* EXERCISE DETAILS *
Copy out each line in the material below that has the word "this".

:: ENTRIES ::

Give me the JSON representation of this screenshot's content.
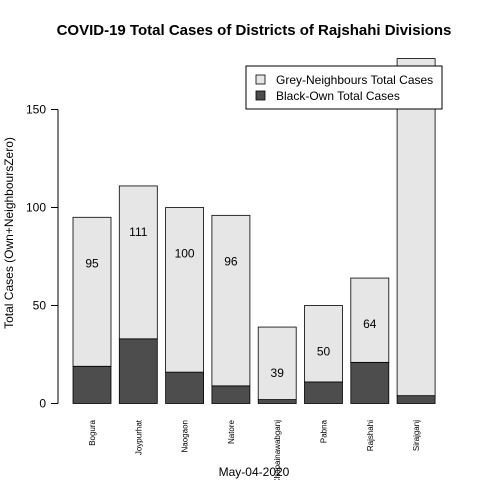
{
  "chart_data": {
    "type": "bar",
    "stacked": true,
    "title": "COVID-19 Total Cases of Districts of Rajshahi Divisions",
    "xlabel": "May-04-2020",
    "ylabel": "Total Cases (Own+NeighboursZero)",
    "ylim": [
      0,
      180
    ],
    "yticks": [
      0,
      50,
      100,
      150
    ],
    "categories": [
      "Bogura",
      "Joypurhat",
      "Naogaon",
      "Natore",
      "Chapainawabganj",
      "Pabna",
      "Rajshahi",
      "Sirajganj"
    ],
    "series": [
      {
        "name": "Black-Own Total Cases",
        "color": "#4d4d4d",
        "values": [
          19,
          33,
          16,
          9,
          2,
          11,
          21,
          4
        ]
      },
      {
        "name": "Grey-Neighbours Total Cases",
        "color": "#e6e6e6",
        "values": [
          76,
          78,
          84,
          87,
          37,
          39,
          43,
          172
        ]
      }
    ],
    "totals": [
      95,
      111,
      100,
      96,
      39,
      50,
      64,
      176
    ],
    "legend": {
      "position": "top-right",
      "entries": [
        "Grey-Neighbours Total Cases",
        "Black-Own Total Cases"
      ]
    },
    "grid": false
  }
}
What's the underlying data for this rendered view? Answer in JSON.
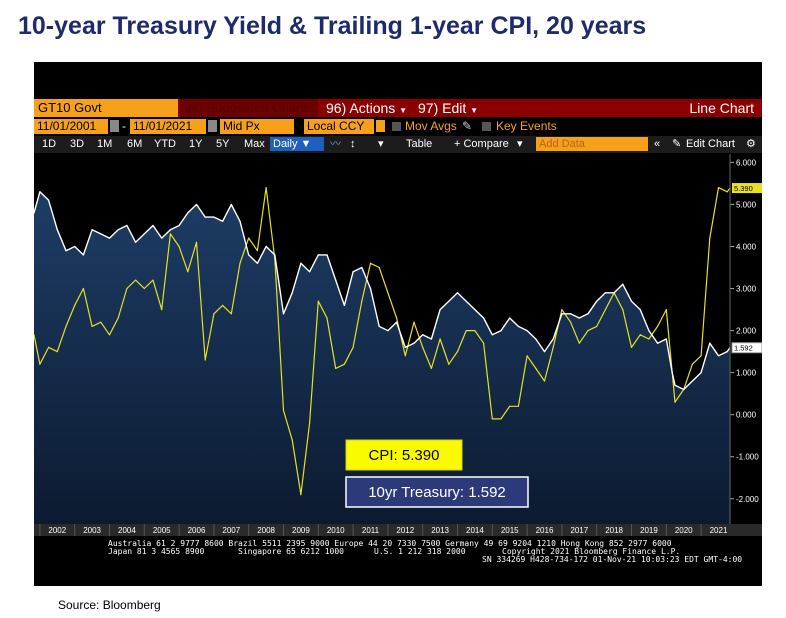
{
  "title": "10-year Treasury Yield & Trailing 1-year CPI, 20 years",
  "source": "Source: Bloomberg",
  "terminal": {
    "ticker": "GT10 Govt",
    "suggested_charts": "94) Suggested Charts",
    "actions": "96) Actions",
    "edit": "97) Edit",
    "chart_type": "Line Chart",
    "start_date": "11/01/2001",
    "end_date": "11/01/2021",
    "price_field": "Mid Px",
    "currency": "Local CCY",
    "mov_avgs": "Mov Avgs",
    "key_events": "Key Events",
    "periods": [
      "1D",
      "3D",
      "1M",
      "6M",
      "YTD",
      "1Y",
      "5Y",
      "Max"
    ],
    "frequency": "Daily",
    "table_label": "Table",
    "compare_label": "+ Compare",
    "add_data_placeholder": "Add Data",
    "edit_chart_label": "Edit Chart",
    "footer_line1": "Australia 61 2 9777 8600 Brazil 5511 2395 9000 Europe 44 20 7330 7500 Germany 49 69 9204 1210 Hong Kong 852 2977 6000",
    "footer_line2_left": "Japan 81 3 4565 8900",
    "footer_line2_mid": "Singapore 65 6212 1000",
    "footer_line2_us": "U.S. 1 212 318 2000",
    "footer_copyright": "Copyright 2021 Bloomberg Finance L.P.",
    "footer_sn": "SN 334269 H428-734-172 01-Nov-21 10:03:23 EDT  GMT-4:00"
  },
  "colors": {
    "treasury": "#ffffff",
    "cpi": "#e8e020",
    "area_top": "#1d3d66",
    "area_bottom": "#0c1a30",
    "title": "#1f2a6b",
    "bloomberg_orange": "#f7a11a"
  },
  "chart_data": {
    "type": "line",
    "xlabel": "",
    "ylabel": "",
    "xlim": [
      2001.83,
      2021.83
    ],
    "ylim": [
      -2.6,
      6.2
    ],
    "x_ticks": [
      "2002",
      "2003",
      "2004",
      "2005",
      "2006",
      "2007",
      "2008",
      "2009",
      "2010",
      "2011",
      "2012",
      "2013",
      "2014",
      "2015",
      "2016",
      "2017",
      "2018",
      "2019",
      "2020",
      "2021"
    ],
    "y_ticks": [
      "6.000",
      "5.000",
      "4.000",
      "3.000",
      "2.000",
      "1.000",
      "0.000",
      "-1.000",
      "-2.000"
    ],
    "series": [
      {
        "name": "10yr Treasury",
        "last_value_label": "1.592",
        "x": [
          2001.83,
          2002.0,
          2002.25,
          2002.5,
          2002.75,
          2003.0,
          2003.25,
          2003.5,
          2003.75,
          2004.0,
          2004.25,
          2004.5,
          2004.75,
          2005.0,
          2005.25,
          2005.5,
          2005.75,
          2006.0,
          2006.25,
          2006.5,
          2006.75,
          2007.0,
          2007.25,
          2007.5,
          2007.75,
          2008.0,
          2008.25,
          2008.5,
          2008.75,
          2009.0,
          2009.25,
          2009.5,
          2009.75,
          2010.0,
          2010.25,
          2010.5,
          2010.75,
          2011.0,
          2011.25,
          2011.5,
          2011.75,
          2012.0,
          2012.25,
          2012.5,
          2012.75,
          2013.0,
          2013.25,
          2013.5,
          2013.75,
          2014.0,
          2014.25,
          2014.5,
          2014.75,
          2015.0,
          2015.25,
          2015.5,
          2015.75,
          2016.0,
          2016.25,
          2016.5,
          2016.75,
          2017.0,
          2017.25,
          2017.5,
          2017.75,
          2018.0,
          2018.25,
          2018.5,
          2018.75,
          2019.0,
          2019.25,
          2019.5,
          2019.75,
          2020.0,
          2020.17,
          2020.25,
          2020.5,
          2020.75,
          2021.0,
          2021.25,
          2021.5,
          2021.75,
          2021.83
        ],
        "y": [
          4.8,
          5.3,
          5.1,
          4.4,
          3.9,
          4.0,
          3.8,
          4.4,
          4.3,
          4.2,
          4.4,
          4.5,
          4.1,
          4.3,
          4.5,
          4.2,
          4.4,
          4.5,
          4.8,
          5.0,
          4.7,
          4.7,
          4.6,
          5.0,
          4.6,
          3.8,
          3.6,
          4.0,
          3.8,
          2.4,
          2.9,
          3.6,
          3.4,
          3.8,
          3.8,
          3.2,
          2.6,
          3.4,
          3.5,
          3.0,
          2.1,
          2.0,
          2.2,
          1.6,
          1.7,
          1.9,
          1.8,
          2.5,
          2.7,
          2.9,
          2.7,
          2.5,
          2.3,
          1.9,
          2.0,
          2.3,
          2.1,
          2.0,
          1.8,
          1.5,
          1.8,
          2.4,
          2.4,
          2.3,
          2.4,
          2.7,
          2.9,
          2.9,
          3.1,
          2.7,
          2.5,
          2.0,
          1.7,
          1.8,
          1.0,
          0.7,
          0.6,
          0.8,
          1.0,
          1.7,
          1.4,
          1.5,
          1.592
        ]
      },
      {
        "name": "CPI",
        "last_value_label": "5.390",
        "x": [
          2001.83,
          2002.0,
          2002.25,
          2002.5,
          2002.75,
          2003.0,
          2003.25,
          2003.5,
          2003.75,
          2004.0,
          2004.25,
          2004.5,
          2004.75,
          2005.0,
          2005.25,
          2005.5,
          2005.75,
          2006.0,
          2006.25,
          2006.5,
          2006.75,
          2007.0,
          2007.25,
          2007.5,
          2007.75,
          2008.0,
          2008.25,
          2008.5,
          2008.75,
          2009.0,
          2009.25,
          2009.5,
          2009.75,
          2010.0,
          2010.25,
          2010.5,
          2010.75,
          2011.0,
          2011.25,
          2011.5,
          2011.75,
          2012.0,
          2012.25,
          2012.5,
          2012.75,
          2013.0,
          2013.25,
          2013.5,
          2013.75,
          2014.0,
          2014.25,
          2014.5,
          2014.75,
          2015.0,
          2015.25,
          2015.5,
          2015.75,
          2016.0,
          2016.25,
          2016.5,
          2016.75,
          2017.0,
          2017.25,
          2017.5,
          2017.75,
          2018.0,
          2018.25,
          2018.5,
          2018.75,
          2019.0,
          2019.25,
          2019.5,
          2019.75,
          2020.0,
          2020.25,
          2020.5,
          2020.75,
          2021.0,
          2021.25,
          2021.5,
          2021.75,
          2021.83
        ],
        "y": [
          1.9,
          1.2,
          1.6,
          1.5,
          2.1,
          2.6,
          3.0,
          2.1,
          2.2,
          1.9,
          2.3,
          3.0,
          3.2,
          3.0,
          3.2,
          2.5,
          4.3,
          4.0,
          3.4,
          4.1,
          1.3,
          2.4,
          2.6,
          2.4,
          3.6,
          4.2,
          3.9,
          5.4,
          3.7,
          0.1,
          -0.6,
          -1.9,
          -0.2,
          2.7,
          2.3,
          1.1,
          1.2,
          1.6,
          2.7,
          3.6,
          3.5,
          2.9,
          2.3,
          1.4,
          2.2,
          1.6,
          1.1,
          1.8,
          1.2,
          1.5,
          2.0,
          2.0,
          1.7,
          -0.1,
          -0.1,
          0.2,
          0.2,
          1.4,
          1.1,
          0.8,
          1.6,
          2.5,
          2.2,
          1.7,
          2.0,
          2.1,
          2.5,
          2.9,
          2.5,
          1.6,
          1.9,
          1.8,
          2.1,
          2.5,
          0.3,
          0.6,
          1.2,
          1.4,
          4.2,
          5.4,
          5.3,
          5.39
        ]
      }
    ],
    "callouts": [
      {
        "label": "CPI: 5.390"
      },
      {
        "label": "10yr Treasury: 1.592"
      }
    ]
  }
}
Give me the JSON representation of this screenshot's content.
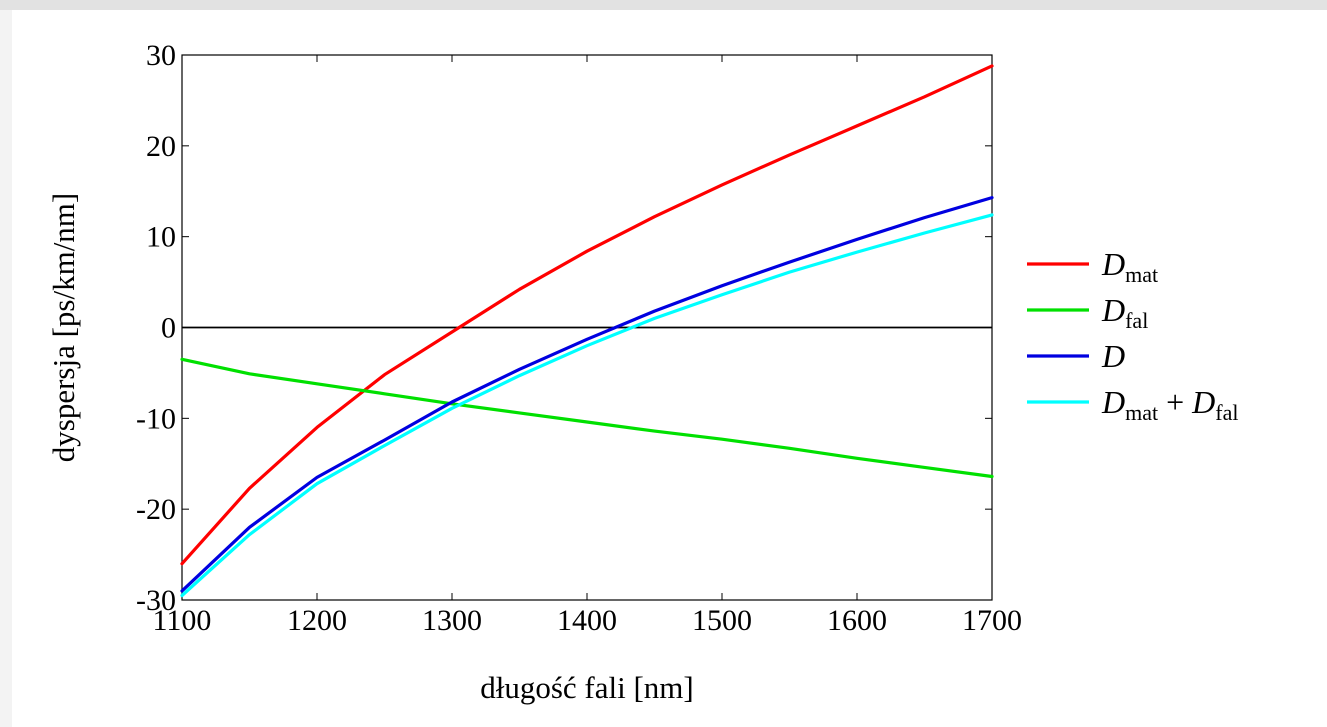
{
  "chart_data": {
    "type": "line",
    "xlabel": "długość fali [nm]",
    "ylabel": "dyspersja [ps/km/nm]",
    "xlim": [
      1100,
      1700
    ],
    "ylim": [
      -30,
      30
    ],
    "xticks": [
      "1100",
      "1200",
      "1300",
      "1400",
      "1500",
      "1600",
      "1700"
    ],
    "yticks": [
      "30",
      "20",
      "10",
      "0",
      "-10",
      "-20",
      "-30"
    ],
    "legend_position": "outside-right",
    "grid": false,
    "zero_line": true,
    "series": [
      {
        "name": "Dmat",
        "legend": {
          "main": "D",
          "sub": "mat"
        },
        "color": "#ff0000",
        "x": [
          1100,
          1150,
          1200,
          1250,
          1300,
          1350,
          1400,
          1450,
          1500,
          1550,
          1600,
          1650,
          1700
        ],
        "y": [
          -26.0,
          -17.7,
          -11.0,
          -5.2,
          -0.5,
          4.2,
          8.4,
          12.2,
          15.7,
          19.0,
          22.2,
          25.4,
          28.8
        ]
      },
      {
        "name": "Dfal",
        "legend": {
          "main": "D",
          "sub": "fal"
        },
        "color": "#00e000",
        "x": [
          1100,
          1150,
          1200,
          1250,
          1300,
          1350,
          1400,
          1450,
          1500,
          1550,
          1600,
          1650,
          1700
        ],
        "y": [
          -3.5,
          -5.1,
          -6.2,
          -7.3,
          -8.4,
          -9.4,
          -10.4,
          -11.4,
          -12.3,
          -13.3,
          -14.4,
          -15.4,
          -16.4
        ]
      },
      {
        "name": "D",
        "legend": {
          "main": "D",
          "sub": ""
        },
        "color": "#0000e0",
        "x": [
          1100,
          1150,
          1200,
          1250,
          1300,
          1350,
          1400,
          1450,
          1500,
          1550,
          1600,
          1650,
          1700
        ],
        "y": [
          -29.0,
          -22.0,
          -16.5,
          -12.4,
          -8.2,
          -4.6,
          -1.3,
          1.8,
          4.6,
          7.2,
          9.7,
          12.1,
          14.3
        ]
      },
      {
        "name": "Dmat + Dfal",
        "legend": {
          "main": "D",
          "sub": "mat",
          "plus": "+",
          "main2": "D",
          "sub2": "fal"
        },
        "color": "#00ffff",
        "x": [
          1100,
          1150,
          1200,
          1250,
          1300,
          1350,
          1400,
          1450,
          1500,
          1550,
          1600,
          1650,
          1700
        ],
        "y": [
          -29.5,
          -22.8,
          -17.2,
          -13.0,
          -8.9,
          -5.3,
          -2.0,
          1.0,
          3.6,
          6.1,
          8.3,
          10.4,
          12.4
        ]
      }
    ]
  }
}
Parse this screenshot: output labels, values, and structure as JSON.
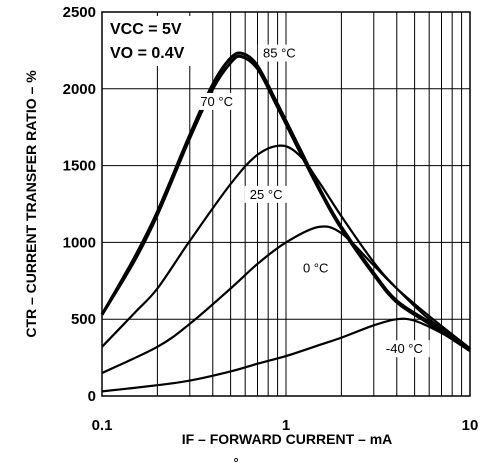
{
  "chart_data": {
    "type": "line",
    "x_scale": "log",
    "y_scale": "linear",
    "xlim": [
      0.1,
      10
    ],
    "ylim": [
      0,
      2500
    ],
    "grid": true,
    "xlabel": "IF – FORWARD CURRENT – mA",
    "ylabel": "CTR – CURRENT TRANSFER RATIO – %",
    "x_ticks": [
      "0.1",
      "1",
      "10"
    ],
    "y_ticks": [
      "0",
      "500",
      "1000",
      "1500",
      "2000",
      "2500"
    ],
    "conditions": [
      "VCC = 5V",
      "VO = 0.4V"
    ],
    "series": [
      {
        "name": "85 °C",
        "x": [
          0.1,
          0.15,
          0.2,
          0.3,
          0.4,
          0.5,
          0.58,
          0.7,
          0.9,
          1.2,
          1.6,
          2,
          3,
          4,
          6,
          10
        ],
        "values": [
          530,
          900,
          1200,
          1700,
          2030,
          2200,
          2230,
          2150,
          1900,
          1600,
          1300,
          1100,
          800,
          620,
          480,
          300
        ]
      },
      {
        "name": "70 °C",
        "x": [
          0.1,
          0.15,
          0.2,
          0.3,
          0.4,
          0.5,
          0.57,
          0.7,
          0.9,
          1.2,
          1.6,
          2,
          3,
          4,
          6,
          10
        ],
        "values": [
          530,
          880,
          1180,
          1680,
          2000,
          2170,
          2210,
          2130,
          1880,
          1580,
          1290,
          1090,
          790,
          610,
          470,
          295
        ]
      },
      {
        "name": "25 °C",
        "x": [
          0.1,
          0.15,
          0.2,
          0.3,
          0.5,
          0.7,
          0.95,
          1.2,
          1.5,
          2,
          3,
          4,
          6,
          10
        ],
        "values": [
          320,
          540,
          700,
          1010,
          1380,
          1570,
          1630,
          1560,
          1400,
          1170,
          870,
          700,
          500,
          310
        ]
      },
      {
        "name": "0 °C",
        "x": [
          0.1,
          0.2,
          0.3,
          0.5,
          0.7,
          1,
          1.5,
          2,
          3,
          4,
          6,
          10
        ],
        "values": [
          150,
          320,
          470,
          700,
          860,
          1000,
          1100,
          1060,
          850,
          700,
          520,
          310
        ]
      },
      {
        "name": "-40 °C",
        "x": [
          0.1,
          0.2,
          0.3,
          0.5,
          0.7,
          1,
          1.5,
          2,
          3,
          4,
          5,
          7,
          10
        ],
        "values": [
          30,
          70,
          100,
          160,
          210,
          260,
          330,
          380,
          460,
          500,
          490,
          410,
          300
        ]
      }
    ]
  }
}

:::

* IN RESPONSE *
Give me the JSON representation of this screenshot's content.
What's the underlying data for this rendered view? Answer in JSON.
Give me the JSON representation of this screenshot's content.
Parse this screenshot: output labels, values, and structure as JSON.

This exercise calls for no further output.